Task description: Reproduce the entries in full, with no changes.

Task inputs:
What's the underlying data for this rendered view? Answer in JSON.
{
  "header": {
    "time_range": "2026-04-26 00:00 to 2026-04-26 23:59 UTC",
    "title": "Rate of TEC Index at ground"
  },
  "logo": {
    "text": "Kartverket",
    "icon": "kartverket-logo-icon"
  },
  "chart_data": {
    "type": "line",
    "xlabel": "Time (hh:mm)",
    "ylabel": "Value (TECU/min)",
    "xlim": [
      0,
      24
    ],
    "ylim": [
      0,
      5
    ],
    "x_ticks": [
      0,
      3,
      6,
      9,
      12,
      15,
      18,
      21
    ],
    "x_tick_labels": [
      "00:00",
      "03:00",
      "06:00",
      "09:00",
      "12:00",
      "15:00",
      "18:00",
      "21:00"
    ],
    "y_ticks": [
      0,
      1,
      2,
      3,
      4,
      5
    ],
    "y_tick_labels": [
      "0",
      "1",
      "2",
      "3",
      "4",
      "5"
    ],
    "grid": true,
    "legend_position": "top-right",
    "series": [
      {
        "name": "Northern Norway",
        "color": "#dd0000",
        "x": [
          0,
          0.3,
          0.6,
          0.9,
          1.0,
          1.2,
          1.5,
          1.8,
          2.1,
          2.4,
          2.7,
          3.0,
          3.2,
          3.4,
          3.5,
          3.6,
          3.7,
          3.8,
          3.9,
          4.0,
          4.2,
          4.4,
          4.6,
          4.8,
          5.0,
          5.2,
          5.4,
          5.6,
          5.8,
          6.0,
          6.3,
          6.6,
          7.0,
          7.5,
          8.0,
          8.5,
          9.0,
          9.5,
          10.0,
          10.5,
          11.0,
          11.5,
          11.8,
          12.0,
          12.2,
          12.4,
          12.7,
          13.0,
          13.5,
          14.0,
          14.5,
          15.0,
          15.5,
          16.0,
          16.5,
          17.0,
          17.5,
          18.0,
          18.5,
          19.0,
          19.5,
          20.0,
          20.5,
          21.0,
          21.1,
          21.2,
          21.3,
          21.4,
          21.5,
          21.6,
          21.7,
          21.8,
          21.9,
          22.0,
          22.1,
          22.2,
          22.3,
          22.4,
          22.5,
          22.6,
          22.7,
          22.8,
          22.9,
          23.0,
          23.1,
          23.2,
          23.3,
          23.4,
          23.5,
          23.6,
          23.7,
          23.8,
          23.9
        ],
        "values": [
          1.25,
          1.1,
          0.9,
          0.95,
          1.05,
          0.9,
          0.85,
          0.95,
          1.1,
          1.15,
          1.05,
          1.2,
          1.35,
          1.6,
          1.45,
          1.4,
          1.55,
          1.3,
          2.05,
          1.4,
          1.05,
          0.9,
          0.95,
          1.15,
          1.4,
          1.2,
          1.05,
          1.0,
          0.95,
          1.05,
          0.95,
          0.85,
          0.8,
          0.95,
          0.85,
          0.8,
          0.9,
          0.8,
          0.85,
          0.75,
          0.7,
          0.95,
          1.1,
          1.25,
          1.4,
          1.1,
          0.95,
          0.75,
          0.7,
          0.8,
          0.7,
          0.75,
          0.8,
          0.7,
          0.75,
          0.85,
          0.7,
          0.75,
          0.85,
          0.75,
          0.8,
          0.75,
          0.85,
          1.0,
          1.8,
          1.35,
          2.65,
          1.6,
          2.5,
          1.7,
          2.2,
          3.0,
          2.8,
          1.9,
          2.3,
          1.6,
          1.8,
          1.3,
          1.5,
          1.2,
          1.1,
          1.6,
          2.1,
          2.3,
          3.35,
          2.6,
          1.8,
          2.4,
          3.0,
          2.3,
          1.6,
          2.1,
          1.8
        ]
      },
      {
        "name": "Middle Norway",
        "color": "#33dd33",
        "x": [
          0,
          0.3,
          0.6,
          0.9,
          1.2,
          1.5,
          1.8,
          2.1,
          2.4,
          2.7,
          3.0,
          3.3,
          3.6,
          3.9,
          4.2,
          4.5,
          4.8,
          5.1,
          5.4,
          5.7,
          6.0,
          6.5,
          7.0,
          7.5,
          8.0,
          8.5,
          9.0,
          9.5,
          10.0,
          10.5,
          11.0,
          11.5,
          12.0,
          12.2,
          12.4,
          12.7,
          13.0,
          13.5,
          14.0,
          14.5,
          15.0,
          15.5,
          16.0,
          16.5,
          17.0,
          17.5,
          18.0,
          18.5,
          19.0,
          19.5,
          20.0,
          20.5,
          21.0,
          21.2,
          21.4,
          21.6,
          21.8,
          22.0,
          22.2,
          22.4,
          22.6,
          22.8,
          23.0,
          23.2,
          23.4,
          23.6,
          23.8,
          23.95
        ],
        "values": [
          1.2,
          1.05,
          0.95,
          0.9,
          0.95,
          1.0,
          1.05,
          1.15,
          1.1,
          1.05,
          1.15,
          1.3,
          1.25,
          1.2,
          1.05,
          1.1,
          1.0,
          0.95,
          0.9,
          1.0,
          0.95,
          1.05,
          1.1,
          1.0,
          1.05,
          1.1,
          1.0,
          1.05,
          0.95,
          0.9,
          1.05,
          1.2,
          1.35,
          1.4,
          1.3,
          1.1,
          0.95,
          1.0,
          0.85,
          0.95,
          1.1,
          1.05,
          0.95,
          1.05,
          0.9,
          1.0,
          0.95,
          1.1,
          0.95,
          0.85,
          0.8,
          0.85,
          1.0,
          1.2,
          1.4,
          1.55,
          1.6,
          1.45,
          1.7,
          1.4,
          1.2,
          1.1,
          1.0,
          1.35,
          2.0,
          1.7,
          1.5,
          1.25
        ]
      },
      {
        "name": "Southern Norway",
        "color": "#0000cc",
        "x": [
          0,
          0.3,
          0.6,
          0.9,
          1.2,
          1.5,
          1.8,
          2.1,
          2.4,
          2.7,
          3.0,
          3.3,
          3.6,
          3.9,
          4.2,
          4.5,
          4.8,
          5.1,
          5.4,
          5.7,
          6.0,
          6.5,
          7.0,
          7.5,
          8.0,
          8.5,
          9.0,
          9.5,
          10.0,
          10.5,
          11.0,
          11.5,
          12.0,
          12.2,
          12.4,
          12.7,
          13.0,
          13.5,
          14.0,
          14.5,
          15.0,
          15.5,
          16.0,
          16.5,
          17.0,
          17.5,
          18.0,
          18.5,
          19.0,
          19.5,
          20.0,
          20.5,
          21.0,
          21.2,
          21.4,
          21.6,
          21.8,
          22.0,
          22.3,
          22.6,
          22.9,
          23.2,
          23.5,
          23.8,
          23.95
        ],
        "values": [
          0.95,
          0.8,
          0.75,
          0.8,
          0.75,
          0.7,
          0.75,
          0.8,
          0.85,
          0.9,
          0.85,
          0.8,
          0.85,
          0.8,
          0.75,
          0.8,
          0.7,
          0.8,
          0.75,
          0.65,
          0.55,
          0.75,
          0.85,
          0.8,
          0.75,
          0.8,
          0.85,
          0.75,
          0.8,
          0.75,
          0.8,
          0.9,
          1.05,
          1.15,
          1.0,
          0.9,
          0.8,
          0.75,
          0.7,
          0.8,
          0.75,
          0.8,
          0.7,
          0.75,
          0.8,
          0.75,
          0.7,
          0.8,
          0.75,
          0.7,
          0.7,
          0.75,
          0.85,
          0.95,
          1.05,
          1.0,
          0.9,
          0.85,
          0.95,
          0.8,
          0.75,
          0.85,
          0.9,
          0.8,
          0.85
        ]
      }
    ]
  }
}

Solution:
What's the underlying data for this rendered view? Answer in JSON.
{
  "header": {
    "time_range": "2026-04-26 00:00 to 2026-04-26 23:59 UTC",
    "title": "Rate of TEC Index at ground"
  },
  "logo": {
    "text": "Kartverket",
    "icon": "kartverket-logo-icon"
  },
  "chart_data": {
    "type": "line",
    "xlabel": "Time (hh:mm)",
    "ylabel": "Value (TECU/min)",
    "xlim": [
      0,
      24
    ],
    "ylim": [
      0,
      5
    ],
    "x_ticks": [
      0,
      3,
      6,
      9,
      12,
      15,
      18,
      21
    ],
    "x_tick_labels": [
      "00:00",
      "03:00",
      "06:00",
      "09:00",
      "12:00",
      "15:00",
      "18:00",
      "21:00"
    ],
    "y_ticks": [
      0,
      1,
      2,
      3,
      4,
      5
    ],
    "y_tick_labels": [
      "0",
      "1",
      "2",
      "3",
      "4",
      "5"
    ],
    "grid": true,
    "legend_position": "top-right",
    "series": [
      {
        "name": "Northern Norway",
        "color": "#dd0000",
        "x": [
          0,
          0.3,
          0.6,
          0.9,
          1.0,
          1.2,
          1.5,
          1.8,
          2.1,
          2.4,
          2.7,
          3.0,
          3.2,
          3.4,
          3.5,
          3.6,
          3.7,
          3.8,
          3.9,
          4.0,
          4.2,
          4.4,
          4.6,
          4.8,
          5.0,
          5.2,
          5.4,
          5.6,
          5.8,
          6.0,
          6.3,
          6.6,
          7.0,
          7.5,
          8.0,
          8.5,
          9.0,
          9.5,
          10.0,
          10.5,
          11.0,
          11.5,
          11.8,
          12.0,
          12.2,
          12.4,
          12.7,
          13.0,
          13.5,
          14.0,
          14.5,
          15.0,
          15.5,
          16.0,
          16.5,
          17.0,
          17.5,
          18.0,
          18.5,
          19.0,
          19.5,
          20.0,
          20.5,
          21.0,
          21.1,
          21.2,
          21.3,
          21.4,
          21.5,
          21.6,
          21.7,
          21.8,
          21.9,
          22.0,
          22.1,
          22.2,
          22.3,
          22.4,
          22.5,
          22.6,
          22.7,
          22.8,
          22.9,
          23.0,
          23.1,
          23.2,
          23.3,
          23.4,
          23.5,
          23.6,
          23.7,
          23.8,
          23.9
        ],
        "values": [
          1.25,
          1.1,
          0.9,
          0.95,
          1.05,
          0.9,
          0.85,
          0.95,
          1.1,
          1.15,
          1.05,
          1.2,
          1.35,
          1.6,
          1.45,
          1.4,
          1.55,
          1.3,
          2.05,
          1.4,
          1.05,
          0.9,
          0.95,
          1.15,
          1.4,
          1.2,
          1.05,
          1.0,
          0.95,
          1.05,
          0.95,
          0.85,
          0.8,
          0.95,
          0.85,
          0.8,
          0.9,
          0.8,
          0.85,
          0.75,
          0.7,
          0.95,
          1.1,
          1.25,
          1.4,
          1.1,
          0.95,
          0.75,
          0.7,
          0.8,
          0.7,
          0.75,
          0.8,
          0.7,
          0.75,
          0.85,
          0.7,
          0.75,
          0.85,
          0.75,
          0.8,
          0.75,
          0.85,
          1.0,
          1.8,
          1.35,
          2.65,
          1.6,
          2.5,
          1.7,
          2.2,
          3.0,
          2.8,
          1.9,
          2.3,
          1.6,
          1.8,
          1.3,
          1.5,
          1.2,
          1.1,
          1.6,
          2.1,
          2.3,
          3.35,
          2.6,
          1.8,
          2.4,
          3.0,
          2.3,
          1.6,
          2.1,
          1.8
        ]
      },
      {
        "name": "Middle Norway",
        "color": "#33dd33",
        "x": [
          0,
          0.3,
          0.6,
          0.9,
          1.2,
          1.5,
          1.8,
          2.1,
          2.4,
          2.7,
          3.0,
          3.3,
          3.6,
          3.9,
          4.2,
          4.5,
          4.8,
          5.1,
          5.4,
          5.7,
          6.0,
          6.5,
          7.0,
          7.5,
          8.0,
          8.5,
          9.0,
          9.5,
          10.0,
          10.5,
          11.0,
          11.5,
          12.0,
          12.2,
          12.4,
          12.7,
          13.0,
          13.5,
          14.0,
          14.5,
          15.0,
          15.5,
          16.0,
          16.5,
          17.0,
          17.5,
          18.0,
          18.5,
          19.0,
          19.5,
          20.0,
          20.5,
          21.0,
          21.2,
          21.4,
          21.6,
          21.8,
          22.0,
          22.2,
          22.4,
          22.6,
          22.8,
          23.0,
          23.2,
          23.4,
          23.6,
          23.8,
          23.95
        ],
        "values": [
          1.2,
          1.05,
          0.95,
          0.9,
          0.95,
          1.0,
          1.05,
          1.15,
          1.1,
          1.05,
          1.15,
          1.3,
          1.25,
          1.2,
          1.05,
          1.1,
          1.0,
          0.95,
          0.9,
          1.0,
          0.95,
          1.05,
          1.1,
          1.0,
          1.05,
          1.1,
          1.0,
          1.05,
          0.95,
          0.9,
          1.05,
          1.2,
          1.35,
          1.4,
          1.3,
          1.1,
          0.95,
          1.0,
          0.85,
          0.95,
          1.1,
          1.05,
          0.95,
          1.05,
          0.9,
          1.0,
          0.95,
          1.1,
          0.95,
          0.85,
          0.8,
          0.85,
          1.0,
          1.2,
          1.4,
          1.55,
          1.6,
          1.45,
          1.7,
          1.4,
          1.2,
          1.1,
          1.0,
          1.35,
          2.0,
          1.7,
          1.5,
          1.25
        ]
      },
      {
        "name": "Southern Norway",
        "color": "#0000cc",
        "x": [
          0,
          0.3,
          0.6,
          0.9,
          1.2,
          1.5,
          1.8,
          2.1,
          2.4,
          2.7,
          3.0,
          3.3,
          3.6,
          3.9,
          4.2,
          4.5,
          4.8,
          5.1,
          5.4,
          5.7,
          6.0,
          6.5,
          7.0,
          7.5,
          8.0,
          8.5,
          9.0,
          9.5,
          10.0,
          10.5,
          11.0,
          11.5,
          12.0,
          12.2,
          12.4,
          12.7,
          13.0,
          13.5,
          14.0,
          14.5,
          15.0,
          15.5,
          16.0,
          16.5,
          17.0,
          17.5,
          18.0,
          18.5,
          19.0,
          19.5,
          20.0,
          20.5,
          21.0,
          21.2,
          21.4,
          21.6,
          21.8,
          22.0,
          22.3,
          22.6,
          22.9,
          23.2,
          23.5,
          23.8,
          23.95
        ],
        "values": [
          0.95,
          0.8,
          0.75,
          0.8,
          0.75,
          0.7,
          0.75,
          0.8,
          0.85,
          0.9,
          0.85,
          0.8,
          0.85,
          0.8,
          0.75,
          0.8,
          0.7,
          0.8,
          0.75,
          0.65,
          0.55,
          0.75,
          0.85,
          0.8,
          0.75,
          0.8,
          0.85,
          0.75,
          0.8,
          0.75,
          0.8,
          0.9,
          1.05,
          1.15,
          1.0,
          0.9,
          0.8,
          0.75,
          0.7,
          0.8,
          0.75,
          0.8,
          0.7,
          0.75,
          0.8,
          0.75,
          0.7,
          0.8,
          0.75,
          0.7,
          0.7,
          0.75,
          0.85,
          0.95,
          1.05,
          1.0,
          0.9,
          0.85,
          0.95,
          0.8,
          0.75,
          0.85,
          0.9,
          0.8,
          0.85
        ]
      }
    ]
  }
}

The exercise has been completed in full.